Recorded data:
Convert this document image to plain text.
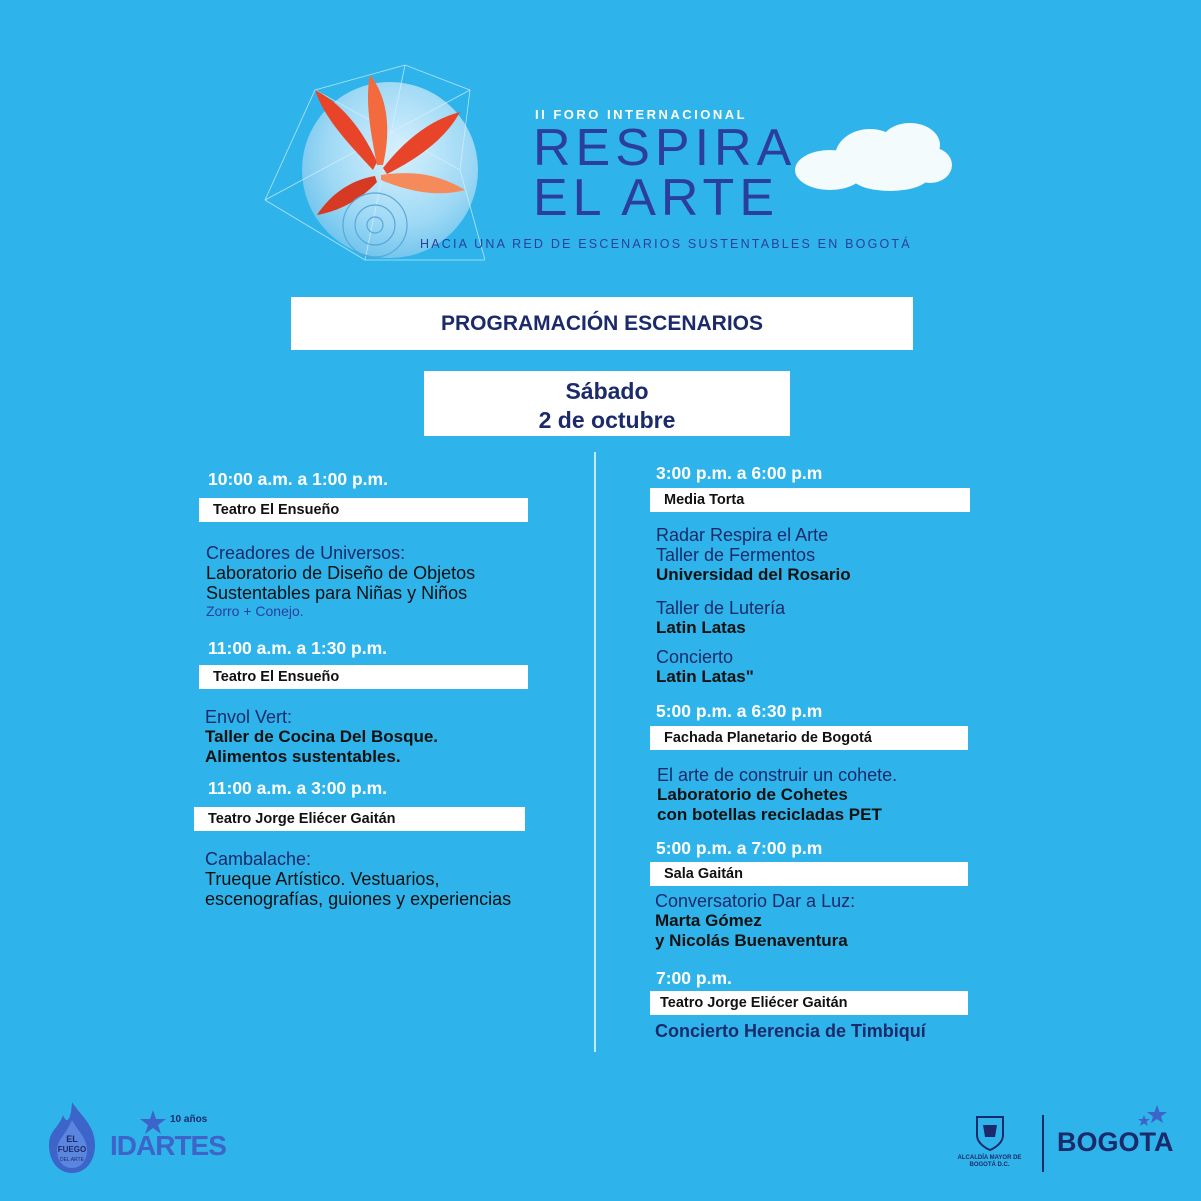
II FORO INTERNACIONAL
RESPIRA
EL ARTE
HACIA UNA RED DE ESCENARIOS SUSTENTABLES EN BOGOTÁ
PROGRAMACIÓN ESCENARIOS
Sábado
2 de octubre
10:00 a.m. a 1:00 p.m.
Teatro El Ensueño
Creadores de Universos:
Laboratorio de Diseño de Objetos
Sustentables para Niñas y Niños
Zorro + Conejo.
11:00 a.m. a 1:30 p.m.
Teatro El Ensueño
Envol Vert:
Taller de Cocina Del Bosque.
Alimentos sustentables.
11:00 a.m. a 3:00 p.m.
Teatro Jorge Eliécer Gaitán
Cambalache:
Trueque Artístico. Vestuarios,
escenografías, guiones y experiencias
3:00 p.m. a 6:00 p.m
Media Torta
Radar Respira el Arte
Taller de Fermentos
Universidad del Rosario
Taller de Lutería
Latin Latas
Concierto
Latin Latas"
5:00 p.m. a 6:30 p.m
Fachada Planetario de Bogotá
El arte de construir un cohete.
Laboratorio de Cohetes
con botellas recicladas PET
5:00 p.m. a 7:00 p.m
Sala Gaitán
Conversatorio Dar a Luz:
Marta Gómez
y Nicolás Buenaventura
7:00 p.m.
Teatro Jorge Eliécer Gaitán
Concierto Herencia de Timbiquí
EL
FUEGO
DEL ARTE
10 años
IDARTES	ALCALDÍA MAYOR DE BOGOTÁ D.C.
BOGOTA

> **THE TASK**: What comes back should match the records exactly, minus any pictures.

> **FULL RESPONSE**:
Convert this document image to plain text.
II FORO INTERNACIONAL
RESPIRA
EL ARTE
HACIA UNA RED DE ESCENARIOS SUSTENTABLES EN BOGOTÁ
PROGRAMACIÓN ESCENARIOS
Sábado
2 de octubre
10:00 a.m. a 1:00 p.m.
Teatro El Ensueño
Creadores de Universos:
Laboratorio de Diseño de Objetos
Sustentables para Niñas y Niños
Zorro + Conejo.
11:00 a.m. a 1:30 p.m.
Teatro El Ensueño
Envol Vert:
Taller de Cocina Del Bosque.
Alimentos sustentables.
11:00 a.m. a 3:00 p.m.
Teatro Jorge Eliécer Gaitán
Cambalache:
Trueque Artístico. Vestuarios,
escenografías, guiones y experiencias
3:00 p.m. a 6:00 p.m
Media Torta
Radar Respira el Arte
Taller de Fermentos
Universidad del Rosario
Taller de Lutería
Latin Latas
Concierto
Latin Latas"
5:00 p.m. a 6:30 p.m
Fachada Planetario de Bogotá
El arte de construir un cohete.
Laboratorio de Cohetes
con botellas recicladas PET
5:00 p.m. a 7:00 p.m
Sala Gaitán
Conversatorio Dar a Luz:
Marta Gómez
y Nicolás Buenaventura
7:00 p.m.
Teatro Jorge Eliécer Gaitán
Concierto Herencia de Timbiquí
EL
FUEGO
DEL ARTE
10 años
IDARTES	ALCALDÍA MAYOR DE BOGOTÁ D.C.
BOGOTA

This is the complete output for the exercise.